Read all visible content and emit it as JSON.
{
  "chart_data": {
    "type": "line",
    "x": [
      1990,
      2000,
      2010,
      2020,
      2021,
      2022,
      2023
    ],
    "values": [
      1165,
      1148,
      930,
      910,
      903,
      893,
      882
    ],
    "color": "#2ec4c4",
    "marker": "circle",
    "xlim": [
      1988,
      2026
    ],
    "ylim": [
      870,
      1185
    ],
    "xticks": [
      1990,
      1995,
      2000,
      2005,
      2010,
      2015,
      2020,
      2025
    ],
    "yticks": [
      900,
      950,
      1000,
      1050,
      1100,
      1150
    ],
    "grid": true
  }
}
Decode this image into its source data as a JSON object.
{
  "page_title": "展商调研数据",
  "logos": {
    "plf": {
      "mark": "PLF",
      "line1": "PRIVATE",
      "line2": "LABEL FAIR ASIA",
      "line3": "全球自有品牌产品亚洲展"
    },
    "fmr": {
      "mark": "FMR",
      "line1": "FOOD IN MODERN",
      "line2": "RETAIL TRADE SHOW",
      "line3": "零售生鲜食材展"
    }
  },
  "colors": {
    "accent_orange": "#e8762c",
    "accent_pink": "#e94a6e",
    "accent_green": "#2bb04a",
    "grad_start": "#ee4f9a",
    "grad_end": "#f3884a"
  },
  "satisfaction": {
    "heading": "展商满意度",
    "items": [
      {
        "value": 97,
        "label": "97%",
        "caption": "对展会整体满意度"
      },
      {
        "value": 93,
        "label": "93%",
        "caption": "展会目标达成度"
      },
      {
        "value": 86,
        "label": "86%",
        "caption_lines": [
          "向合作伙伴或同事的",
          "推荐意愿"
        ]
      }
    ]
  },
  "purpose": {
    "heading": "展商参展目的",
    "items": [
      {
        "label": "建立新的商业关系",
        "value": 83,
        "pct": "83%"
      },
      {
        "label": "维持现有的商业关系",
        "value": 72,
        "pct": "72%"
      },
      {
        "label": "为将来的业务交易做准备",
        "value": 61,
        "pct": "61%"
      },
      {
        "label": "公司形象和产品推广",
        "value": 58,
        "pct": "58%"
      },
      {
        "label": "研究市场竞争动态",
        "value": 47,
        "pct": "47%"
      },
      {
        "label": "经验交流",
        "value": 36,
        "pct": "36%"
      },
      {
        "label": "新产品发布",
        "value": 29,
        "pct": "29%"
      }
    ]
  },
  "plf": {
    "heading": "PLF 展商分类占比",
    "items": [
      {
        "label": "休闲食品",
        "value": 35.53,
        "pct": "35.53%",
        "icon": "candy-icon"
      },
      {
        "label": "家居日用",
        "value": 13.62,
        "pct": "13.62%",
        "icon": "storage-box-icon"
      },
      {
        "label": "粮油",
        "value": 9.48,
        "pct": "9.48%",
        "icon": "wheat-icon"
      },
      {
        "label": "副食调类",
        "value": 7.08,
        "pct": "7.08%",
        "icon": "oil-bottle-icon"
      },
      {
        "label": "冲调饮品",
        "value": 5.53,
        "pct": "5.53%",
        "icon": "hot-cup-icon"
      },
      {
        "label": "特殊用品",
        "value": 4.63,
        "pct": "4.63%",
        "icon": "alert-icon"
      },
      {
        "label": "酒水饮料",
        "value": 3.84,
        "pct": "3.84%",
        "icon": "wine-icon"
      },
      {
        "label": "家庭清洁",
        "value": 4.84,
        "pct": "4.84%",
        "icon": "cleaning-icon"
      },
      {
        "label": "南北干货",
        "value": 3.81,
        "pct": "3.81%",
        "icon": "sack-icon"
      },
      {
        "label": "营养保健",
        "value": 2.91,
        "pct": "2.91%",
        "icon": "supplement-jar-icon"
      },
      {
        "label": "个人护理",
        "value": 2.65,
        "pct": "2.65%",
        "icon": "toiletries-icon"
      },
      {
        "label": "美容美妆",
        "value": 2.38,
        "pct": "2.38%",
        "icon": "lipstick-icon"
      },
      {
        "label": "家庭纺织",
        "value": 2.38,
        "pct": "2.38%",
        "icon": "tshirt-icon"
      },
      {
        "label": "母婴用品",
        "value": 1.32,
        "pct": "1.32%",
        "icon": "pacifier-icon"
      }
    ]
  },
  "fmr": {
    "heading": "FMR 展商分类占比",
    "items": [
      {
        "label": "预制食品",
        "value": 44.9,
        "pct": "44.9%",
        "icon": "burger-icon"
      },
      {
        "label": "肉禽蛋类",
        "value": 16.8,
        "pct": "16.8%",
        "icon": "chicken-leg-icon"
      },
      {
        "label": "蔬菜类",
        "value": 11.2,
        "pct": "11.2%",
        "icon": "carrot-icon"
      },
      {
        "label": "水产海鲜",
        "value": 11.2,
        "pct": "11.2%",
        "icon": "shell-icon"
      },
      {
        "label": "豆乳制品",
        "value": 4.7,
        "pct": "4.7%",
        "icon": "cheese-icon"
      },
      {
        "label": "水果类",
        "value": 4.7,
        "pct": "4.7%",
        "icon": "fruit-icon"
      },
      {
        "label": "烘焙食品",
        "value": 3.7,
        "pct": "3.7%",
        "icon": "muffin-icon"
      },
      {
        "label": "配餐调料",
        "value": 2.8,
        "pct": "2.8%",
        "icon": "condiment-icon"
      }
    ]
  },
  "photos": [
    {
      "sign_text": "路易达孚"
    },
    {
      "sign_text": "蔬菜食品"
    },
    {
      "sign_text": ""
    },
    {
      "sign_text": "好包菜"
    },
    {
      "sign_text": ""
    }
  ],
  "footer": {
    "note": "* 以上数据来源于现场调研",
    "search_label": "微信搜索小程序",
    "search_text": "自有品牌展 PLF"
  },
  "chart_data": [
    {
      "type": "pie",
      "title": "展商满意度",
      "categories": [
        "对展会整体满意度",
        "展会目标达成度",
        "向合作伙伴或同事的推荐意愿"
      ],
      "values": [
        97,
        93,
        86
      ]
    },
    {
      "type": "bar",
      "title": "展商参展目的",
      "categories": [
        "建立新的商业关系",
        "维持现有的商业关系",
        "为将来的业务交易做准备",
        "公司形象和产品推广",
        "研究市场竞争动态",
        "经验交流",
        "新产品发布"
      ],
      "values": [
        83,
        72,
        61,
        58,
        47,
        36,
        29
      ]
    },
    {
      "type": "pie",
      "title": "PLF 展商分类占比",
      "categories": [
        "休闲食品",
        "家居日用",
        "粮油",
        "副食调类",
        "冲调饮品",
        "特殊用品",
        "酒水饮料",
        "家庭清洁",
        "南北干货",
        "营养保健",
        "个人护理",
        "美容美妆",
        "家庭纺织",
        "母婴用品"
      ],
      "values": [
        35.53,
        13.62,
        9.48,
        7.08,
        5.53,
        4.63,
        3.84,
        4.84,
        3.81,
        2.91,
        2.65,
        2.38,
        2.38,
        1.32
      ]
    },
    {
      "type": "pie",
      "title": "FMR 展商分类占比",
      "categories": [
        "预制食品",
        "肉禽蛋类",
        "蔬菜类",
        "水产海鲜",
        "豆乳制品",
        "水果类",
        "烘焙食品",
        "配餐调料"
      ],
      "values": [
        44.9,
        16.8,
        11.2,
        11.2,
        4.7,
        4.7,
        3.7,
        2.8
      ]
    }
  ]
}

::::::::

• [What you have to do]: Repeat all of the records above exactly as they appear.

• [Exercise answer]:
Read all visible content and emit it as JSON.
{
  "chart_data": {
    "type": "line",
    "x": [
      1990,
      2000,
      2010,
      2020,
      2021,
      2022,
      2023
    ],
    "values": [
      1165,
      1148,
      930,
      910,
      903,
      893,
      882
    ],
    "color": "#2ec4c4",
    "marker": "circle",
    "xlim": [
      1988,
      2026
    ],
    "ylim": [
      870,
      1185
    ],
    "xticks": [
      1990,
      1995,
      2000,
      2005,
      2010,
      2015,
      2020,
      2025
    ],
    "yticks": [
      900,
      950,
      1000,
      1050,
      1100,
      1150
    ],
    "grid": true
  }
}
Decode this image into its source data as a JSON object.
{
  "page_title": "展商调研数据",
  "logos": {
    "plf": {
      "mark": "PLF",
      "line1": "PRIVATE",
      "line2": "LABEL FAIR ASIA",
      "line3": "全球自有品牌产品亚洲展"
    },
    "fmr": {
      "mark": "FMR",
      "line1": "FOOD IN MODERN",
      "line2": "RETAIL TRADE SHOW",
      "line3": "零售生鲜食材展"
    }
  },
  "colors": {
    "accent_orange": "#e8762c",
    "accent_pink": "#e94a6e",
    "accent_green": "#2bb04a",
    "grad_start": "#ee4f9a",
    "grad_end": "#f3884a"
  },
  "satisfaction": {
    "heading": "展商满意度",
    "items": [
      {
        "value": 97,
        "label": "97%",
        "caption": "对展会整体满意度"
      },
      {
        "value": 93,
        "label": "93%",
        "caption": "展会目标达成度"
      },
      {
        "value": 86,
        "label": "86%",
        "caption_lines": [
          "向合作伙伴或同事的",
          "推荐意愿"
        ]
      }
    ]
  },
  "purpose": {
    "heading": "展商参展目的",
    "items": [
      {
        "label": "建立新的商业关系",
        "value": 83,
        "pct": "83%"
      },
      {
        "label": "维持现有的商业关系",
        "value": 72,
        "pct": "72%"
      },
      {
        "label": "为将来的业务交易做准备",
        "value": 61,
        "pct": "61%"
      },
      {
        "label": "公司形象和产品推广",
        "value": 58,
        "pct": "58%"
      },
      {
        "label": "研究市场竞争动态",
        "value": 47,
        "pct": "47%"
      },
      {
        "label": "经验交流",
        "value": 36,
        "pct": "36%"
      },
      {
        "label": "新产品发布",
        "value": 29,
        "pct": "29%"
      }
    ]
  },
  "plf": {
    "heading": "PLF 展商分类占比",
    "items": [
      {
        "label": "休闲食品",
        "value": 35.53,
        "pct": "35.53%",
        "icon": "candy-icon"
      },
      {
        "label": "家居日用",
        "value": 13.62,
        "pct": "13.62%",
        "icon": "storage-box-icon"
      },
      {
        "label": "粮油",
        "value": 9.48,
        "pct": "9.48%",
        "icon": "wheat-icon"
      },
      {
        "label": "副食调类",
        "value": 7.08,
        "pct": "7.08%",
        "icon": "oil-bottle-icon"
      },
      {
        "label": "冲调饮品",
        "value": 5.53,
        "pct": "5.53%",
        "icon": "hot-cup-icon"
      },
      {
        "label": "特殊用品",
        "value": 4.63,
        "pct": "4.63%",
        "icon": "alert-icon"
      },
      {
        "label": "酒水饮料",
        "value": 3.84,
        "pct": "3.84%",
        "icon": "wine-icon"
      },
      {
        "label": "家庭清洁",
        "value": 4.84,
        "pct": "4.84%",
        "icon": "cleaning-icon"
      },
      {
        "label": "南北干货",
        "value": 3.81,
        "pct": "3.81%",
        "icon": "sack-icon"
      },
      {
        "label": "营养保健",
        "value": 2.91,
        "pct": "2.91%",
        "icon": "supplement-jar-icon"
      },
      {
        "label": "个人护理",
        "value": 2.65,
        "pct": "2.65%",
        "icon": "toiletries-icon"
      },
      {
        "label": "美容美妆",
        "value": 2.38,
        "pct": "2.38%",
        "icon": "lipstick-icon"
      },
      {
        "label": "家庭纺织",
        "value": 2.38,
        "pct": "2.38%",
        "icon": "tshirt-icon"
      },
      {
        "label": "母婴用品",
        "value": 1.32,
        "pct": "1.32%",
        "icon": "pacifier-icon"
      }
    ]
  },
  "fmr": {
    "heading": "FMR 展商分类占比",
    "items": [
      {
        "label": "预制食品",
        "value": 44.9,
        "pct": "44.9%",
        "icon": "burger-icon"
      },
      {
        "label": "肉禽蛋类",
        "value": 16.8,
        "pct": "16.8%",
        "icon": "chicken-leg-icon"
      },
      {
        "label": "蔬菜类",
        "value": 11.2,
        "pct": "11.2%",
        "icon": "carrot-icon"
      },
      {
        "label": "水产海鲜",
        "value": 11.2,
        "pct": "11.2%",
        "icon": "shell-icon"
      },
      {
        "label": "豆乳制品",
        "value": 4.7,
        "pct": "4.7%",
        "icon": "cheese-icon"
      },
      {
        "label": "水果类",
        "value": 4.7,
        "pct": "4.7%",
        "icon": "fruit-icon"
      },
      {
        "label": "烘焙食品",
        "value": 3.7,
        "pct": "3.7%",
        "icon": "muffin-icon"
      },
      {
        "label": "配餐调料",
        "value": 2.8,
        "pct": "2.8%",
        "icon": "condiment-icon"
      }
    ]
  },
  "photos": [
    {
      "sign_text": "路易达孚"
    },
    {
      "sign_text": "蔬菜食品"
    },
    {
      "sign_text": ""
    },
    {
      "sign_text": "好包菜"
    },
    {
      "sign_text": ""
    }
  ],
  "footer": {
    "note": "* 以上数据来源于现场调研",
    "search_label": "微信搜索小程序",
    "search_text": "自有品牌展 PLF"
  },
  "chart_data": [
    {
      "type": "pie",
      "title": "展商满意度",
      "categories": [
        "对展会整体满意度",
        "展会目标达成度",
        "向合作伙伴或同事的推荐意愿"
      ],
      "values": [
        97,
        93,
        86
      ]
    },
    {
      "type": "bar",
      "title": "展商参展目的",
      "categories": [
        "建立新的商业关系",
        "维持现有的商业关系",
        "为将来的业务交易做准备",
        "公司形象和产品推广",
        "研究市场竞争动态",
        "经验交流",
        "新产品发布"
      ],
      "values": [
        83,
        72,
        61,
        58,
        47,
        36,
        29
      ]
    },
    {
      "type": "pie",
      "title": "PLF 展商分类占比",
      "categories": [
        "休闲食品",
        "家居日用",
        "粮油",
        "副食调类",
        "冲调饮品",
        "特殊用品",
        "酒水饮料",
        "家庭清洁",
        "南北干货",
        "营养保健",
        "个人护理",
        "美容美妆",
        "家庭纺织",
        "母婴用品"
      ],
      "values": [
        35.53,
        13.62,
        9.48,
        7.08,
        5.53,
        4.63,
        3.84,
        4.84,
        3.81,
        2.91,
        2.65,
        2.38,
        2.38,
        1.32
      ]
    },
    {
      "type": "pie",
      "title": "FMR 展商分类占比",
      "categories": [
        "预制食品",
        "肉禽蛋类",
        "蔬菜类",
        "水产海鲜",
        "豆乳制品",
        "水果类",
        "烘焙食品",
        "配餐调料"
      ],
      "values": [
        44.9,
        16.8,
        11.2,
        11.2,
        4.7,
        4.7,
        3.7,
        2.8
      ]
    }
  ]
}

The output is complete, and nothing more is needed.